__Exercise prompt__
Exactly repeat the material, dropping only the pictures.

__Data supplied__
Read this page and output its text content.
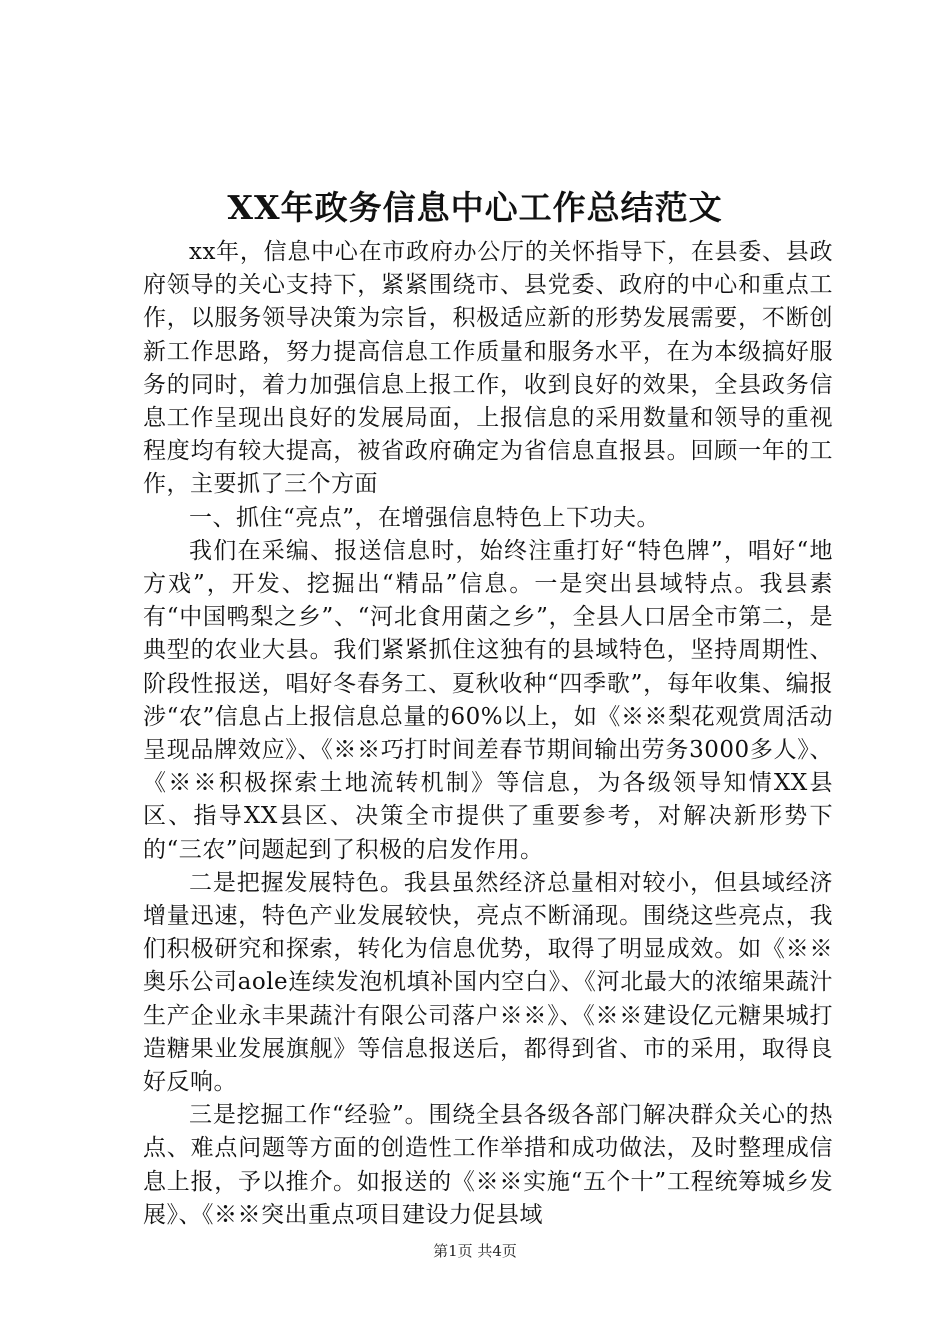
XX年政务信息中心工作总结范文

xx年，信息中心在市政府办公厅的关怀指导下，在县委、县政府领导的关心支持下，紧紧围绕市、县党委、政府的中心和重点工作，以服务领导决策为宗旨，积极适应新的形势发展需要，不断创新工作思路，努力提高信息工作质量和服务水平，在为本级搞好服务的同时，着力加强信息上报工作，收到良好的效果，全县政务信息工作呈现出良好的发展局面，上报信息的采用数量和领导的重视程度均有较大提高，被省政府确定为省信息直报县。回顾一年的工作，主要抓了三个方面

一、抓住“亮点”，在增强信息特色上下功夫。

我们在采编、报送信息时，始终注重打好“特色牌”，唱好“地方戏”，开发、挖掘出“精品”信息。一是突出县域特点。我县素有“中国鸭梨之乡”、“河北食用菌之乡”，全县人口居全市第二，是典型的农业大县。我们紧紧抓住这独有的县域特色，坚持周期性、阶段性报送，唱好冬春务工、夏秋收种“四季歌”，每年收集、编报涉“农”信息占上报信息总量的60%以上，如《※※梨花观赏周活动呈现品牌效应》、《※※巧打时间差春节期间输出劳务3000多人》、《※※积极探索土地流转机制》等信息，为各级领导知情XX县区、指导XX县区、决策全市提供了重要参考，对解决新形势下的“三农”问题起到了积极的启发作用。

二是把握发展特色。我县虽然经济总量相对较小，但县域经济增量迅速，特色产业发展较快，亮点不断涌现。围绕这些亮点，我们积极研究和探索，转化为信息优势，取得了明显成效。如《※※奥乐公司aole连续发泡机填补国内空白》、《河北最大的浓缩果蔬汁生产企业永丰果蔬汁有限公司落户※※》、《※※建设亿元糖果城打造糖果业发展旗舰》等信息报送后，都得到省、市的采用，取得良好反响。

三是挖掘工作“经验”。围绕全县各级各部门解决群众关心的热点、难点问题等方面的创造性工作举措和成功做法，及时整理成信息上报，予以推介。如报送的《※※实施“五个十”工程统筹城乡发展》、《※※突出重点项目建设力促县域

第1页 共4页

__Response to this exercise__
Read this page and output its text content.
XX年政务信息中心工作总结范文

xx年，信息中心在市政府办公厅的关怀指导下，在县委、县政府领导的关心支持下，紧紧围绕市、县党委、政府的中心和重点工作，以服务领导决策为宗旨，积极适应新的形势发展需要，不断创新工作思路，努力提高信息工作质量和服务水平，在为本级搞好服务的同时，着力加强信息上报工作，收到良好的效果，全县政务信息工作呈现出良好的发展局面，上报信息的采用数量和领导的重视程度均有较大提高，被省政府确定为省信息直报县。回顾一年的工作，主要抓了三个方面

一、抓住“亮点”，在增强信息特色上下功夫。

我们在采编、报送信息时，始终注重打好“特色牌”，唱好“地方戏”，开发、挖掘出“精品”信息。一是突出县域特点。我县素有“中国鸭梨之乡”、“河北食用菌之乡”，全县人口居全市第二，是典型的农业大县。我们紧紧抓住这独有的县域特色，坚持周期性、阶段性报送，唱好冬春务工、夏秋收种“四季歌”，每年收集、编报涉“农”信息占上报信息总量的60%以上，如《※※梨花观赏周活动呈现品牌效应》、《※※巧打时间差春节期间输出劳务3000多人》、《※※积极探索土地流转机制》等信息，为各级领导知情XX县区、指导XX县区、决策全市提供了重要参考，对解决新形势下的“三农”问题起到了积极的启发作用。

二是把握发展特色。我县虽然经济总量相对较小，但县域经济增量迅速，特色产业发展较快，亮点不断涌现。围绕这些亮点，我们积极研究和探索，转化为信息优势，取得了明显成效。如《※※奥乐公司aole连续发泡机填补国内空白》、《河北最大的浓缩果蔬汁生产企业永丰果蔬汁有限公司落户※※》、《※※建设亿元糖果城打造糖果业发展旗舰》等信息报送后，都得到省、市的采用，取得良好反响。

三是挖掘工作“经验”。围绕全县各级各部门解决群众关心的热点、难点问题等方面的创造性工作举措和成功做法，及时整理成信息上报，予以推介。如报送的《※※实施“五个十”工程统筹城乡发展》、《※※突出重点项目建设力促县域

第1页 共4页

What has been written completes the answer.